## WHAT TO WORK ON
Would you copy each line of the data below that has "plain"?

(Excerpts from a dataset)
======

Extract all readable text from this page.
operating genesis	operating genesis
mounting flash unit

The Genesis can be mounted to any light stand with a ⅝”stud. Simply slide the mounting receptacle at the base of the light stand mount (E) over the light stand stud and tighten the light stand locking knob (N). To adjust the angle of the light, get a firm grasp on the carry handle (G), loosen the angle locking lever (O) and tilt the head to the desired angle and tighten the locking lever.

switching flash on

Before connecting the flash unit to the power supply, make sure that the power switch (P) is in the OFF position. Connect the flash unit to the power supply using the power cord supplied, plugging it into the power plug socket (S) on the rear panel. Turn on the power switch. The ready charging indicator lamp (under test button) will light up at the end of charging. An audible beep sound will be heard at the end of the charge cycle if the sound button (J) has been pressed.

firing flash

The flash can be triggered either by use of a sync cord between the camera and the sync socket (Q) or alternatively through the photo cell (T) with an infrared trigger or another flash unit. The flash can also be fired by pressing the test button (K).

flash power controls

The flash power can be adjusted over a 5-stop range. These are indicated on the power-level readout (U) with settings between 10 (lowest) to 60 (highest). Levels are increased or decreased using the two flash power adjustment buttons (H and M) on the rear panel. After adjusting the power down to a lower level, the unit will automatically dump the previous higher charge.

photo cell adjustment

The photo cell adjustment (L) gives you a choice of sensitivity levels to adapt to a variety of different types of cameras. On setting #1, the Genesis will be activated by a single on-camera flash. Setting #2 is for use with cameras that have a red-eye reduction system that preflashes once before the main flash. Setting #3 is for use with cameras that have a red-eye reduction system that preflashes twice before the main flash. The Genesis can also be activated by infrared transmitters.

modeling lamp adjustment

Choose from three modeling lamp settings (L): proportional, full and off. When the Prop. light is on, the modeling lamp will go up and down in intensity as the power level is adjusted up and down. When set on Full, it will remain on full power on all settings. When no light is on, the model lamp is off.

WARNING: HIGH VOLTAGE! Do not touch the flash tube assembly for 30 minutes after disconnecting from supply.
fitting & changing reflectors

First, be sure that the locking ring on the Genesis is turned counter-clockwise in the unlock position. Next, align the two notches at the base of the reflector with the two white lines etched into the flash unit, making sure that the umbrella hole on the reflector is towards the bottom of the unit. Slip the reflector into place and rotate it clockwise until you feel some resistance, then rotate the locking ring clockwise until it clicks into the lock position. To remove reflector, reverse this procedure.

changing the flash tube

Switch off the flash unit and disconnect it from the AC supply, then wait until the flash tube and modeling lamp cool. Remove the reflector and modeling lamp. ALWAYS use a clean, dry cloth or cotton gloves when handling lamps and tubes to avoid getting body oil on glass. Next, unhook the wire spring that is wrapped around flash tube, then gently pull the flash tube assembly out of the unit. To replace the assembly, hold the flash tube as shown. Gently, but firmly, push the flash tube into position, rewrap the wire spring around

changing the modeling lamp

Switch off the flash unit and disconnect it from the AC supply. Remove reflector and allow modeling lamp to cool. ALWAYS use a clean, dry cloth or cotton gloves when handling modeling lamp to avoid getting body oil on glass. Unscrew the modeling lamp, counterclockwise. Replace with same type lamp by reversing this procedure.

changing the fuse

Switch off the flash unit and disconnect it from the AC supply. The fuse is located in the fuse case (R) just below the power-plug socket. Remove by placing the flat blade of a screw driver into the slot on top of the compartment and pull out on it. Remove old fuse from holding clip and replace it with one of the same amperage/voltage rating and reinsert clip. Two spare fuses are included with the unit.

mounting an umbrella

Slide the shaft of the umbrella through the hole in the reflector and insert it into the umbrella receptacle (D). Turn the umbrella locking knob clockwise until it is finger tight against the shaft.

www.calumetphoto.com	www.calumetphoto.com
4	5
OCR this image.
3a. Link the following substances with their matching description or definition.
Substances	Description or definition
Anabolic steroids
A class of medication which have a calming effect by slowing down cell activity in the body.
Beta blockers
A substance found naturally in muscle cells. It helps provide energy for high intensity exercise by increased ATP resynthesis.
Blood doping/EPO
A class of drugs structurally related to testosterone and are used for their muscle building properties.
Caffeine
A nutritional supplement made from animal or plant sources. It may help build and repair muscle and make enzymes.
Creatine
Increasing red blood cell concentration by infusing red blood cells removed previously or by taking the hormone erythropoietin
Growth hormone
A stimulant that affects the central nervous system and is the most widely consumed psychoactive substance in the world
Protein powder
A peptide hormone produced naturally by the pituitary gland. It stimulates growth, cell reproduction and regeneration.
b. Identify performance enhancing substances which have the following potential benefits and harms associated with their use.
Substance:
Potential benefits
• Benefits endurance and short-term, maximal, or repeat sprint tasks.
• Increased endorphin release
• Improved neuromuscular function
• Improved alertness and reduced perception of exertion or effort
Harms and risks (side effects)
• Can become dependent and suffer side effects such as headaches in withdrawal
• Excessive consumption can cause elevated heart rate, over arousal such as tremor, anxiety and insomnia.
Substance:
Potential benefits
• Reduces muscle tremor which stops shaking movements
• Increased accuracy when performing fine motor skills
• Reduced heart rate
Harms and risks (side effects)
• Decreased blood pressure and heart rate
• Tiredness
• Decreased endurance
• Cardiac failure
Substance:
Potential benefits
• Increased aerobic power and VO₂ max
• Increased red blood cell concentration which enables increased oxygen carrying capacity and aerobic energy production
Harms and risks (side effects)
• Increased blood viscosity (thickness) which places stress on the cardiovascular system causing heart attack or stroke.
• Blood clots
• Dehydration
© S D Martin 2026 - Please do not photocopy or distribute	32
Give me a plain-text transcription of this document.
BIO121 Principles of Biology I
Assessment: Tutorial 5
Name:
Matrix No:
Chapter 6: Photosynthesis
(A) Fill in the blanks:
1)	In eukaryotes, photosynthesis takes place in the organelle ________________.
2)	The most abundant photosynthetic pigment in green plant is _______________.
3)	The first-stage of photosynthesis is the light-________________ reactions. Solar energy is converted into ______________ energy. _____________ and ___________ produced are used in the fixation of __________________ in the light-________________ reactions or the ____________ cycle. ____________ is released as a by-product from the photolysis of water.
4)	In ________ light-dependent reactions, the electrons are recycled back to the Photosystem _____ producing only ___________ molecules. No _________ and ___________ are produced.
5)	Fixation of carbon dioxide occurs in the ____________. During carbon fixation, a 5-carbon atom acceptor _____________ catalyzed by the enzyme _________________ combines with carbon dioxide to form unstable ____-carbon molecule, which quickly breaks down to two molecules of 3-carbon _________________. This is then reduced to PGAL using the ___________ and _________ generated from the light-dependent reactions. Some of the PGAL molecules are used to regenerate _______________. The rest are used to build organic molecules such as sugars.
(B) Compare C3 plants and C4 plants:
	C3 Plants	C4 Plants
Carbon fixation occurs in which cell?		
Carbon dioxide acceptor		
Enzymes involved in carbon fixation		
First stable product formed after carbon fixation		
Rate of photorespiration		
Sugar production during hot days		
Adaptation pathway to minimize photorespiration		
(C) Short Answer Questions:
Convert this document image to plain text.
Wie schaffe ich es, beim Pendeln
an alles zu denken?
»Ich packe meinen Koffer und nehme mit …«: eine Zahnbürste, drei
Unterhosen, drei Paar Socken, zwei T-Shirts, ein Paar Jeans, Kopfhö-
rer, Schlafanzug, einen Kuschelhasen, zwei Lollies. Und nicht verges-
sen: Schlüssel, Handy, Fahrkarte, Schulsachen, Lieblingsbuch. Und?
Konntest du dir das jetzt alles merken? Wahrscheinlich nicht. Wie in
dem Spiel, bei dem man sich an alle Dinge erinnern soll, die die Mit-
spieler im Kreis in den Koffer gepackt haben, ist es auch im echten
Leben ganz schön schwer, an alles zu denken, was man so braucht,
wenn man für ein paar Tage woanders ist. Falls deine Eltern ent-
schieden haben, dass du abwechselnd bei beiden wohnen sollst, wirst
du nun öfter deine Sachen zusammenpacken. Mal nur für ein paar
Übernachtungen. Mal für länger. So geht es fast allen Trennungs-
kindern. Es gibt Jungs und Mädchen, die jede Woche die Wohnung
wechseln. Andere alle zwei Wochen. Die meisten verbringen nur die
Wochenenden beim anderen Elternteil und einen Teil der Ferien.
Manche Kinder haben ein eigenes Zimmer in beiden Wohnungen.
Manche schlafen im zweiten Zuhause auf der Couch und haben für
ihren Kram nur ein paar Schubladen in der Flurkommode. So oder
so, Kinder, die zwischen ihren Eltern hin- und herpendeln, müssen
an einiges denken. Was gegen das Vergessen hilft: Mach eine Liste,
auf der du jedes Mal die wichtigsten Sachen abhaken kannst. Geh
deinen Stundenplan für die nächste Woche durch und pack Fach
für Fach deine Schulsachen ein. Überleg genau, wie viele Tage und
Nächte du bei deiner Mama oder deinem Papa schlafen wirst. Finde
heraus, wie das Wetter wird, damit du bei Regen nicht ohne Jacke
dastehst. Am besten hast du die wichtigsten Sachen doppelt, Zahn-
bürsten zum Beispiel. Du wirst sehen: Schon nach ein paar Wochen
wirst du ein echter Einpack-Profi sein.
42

======

## WRITTEN ANSWER
Give me a plain-text transcription of this document.
Convert this document image to plain text.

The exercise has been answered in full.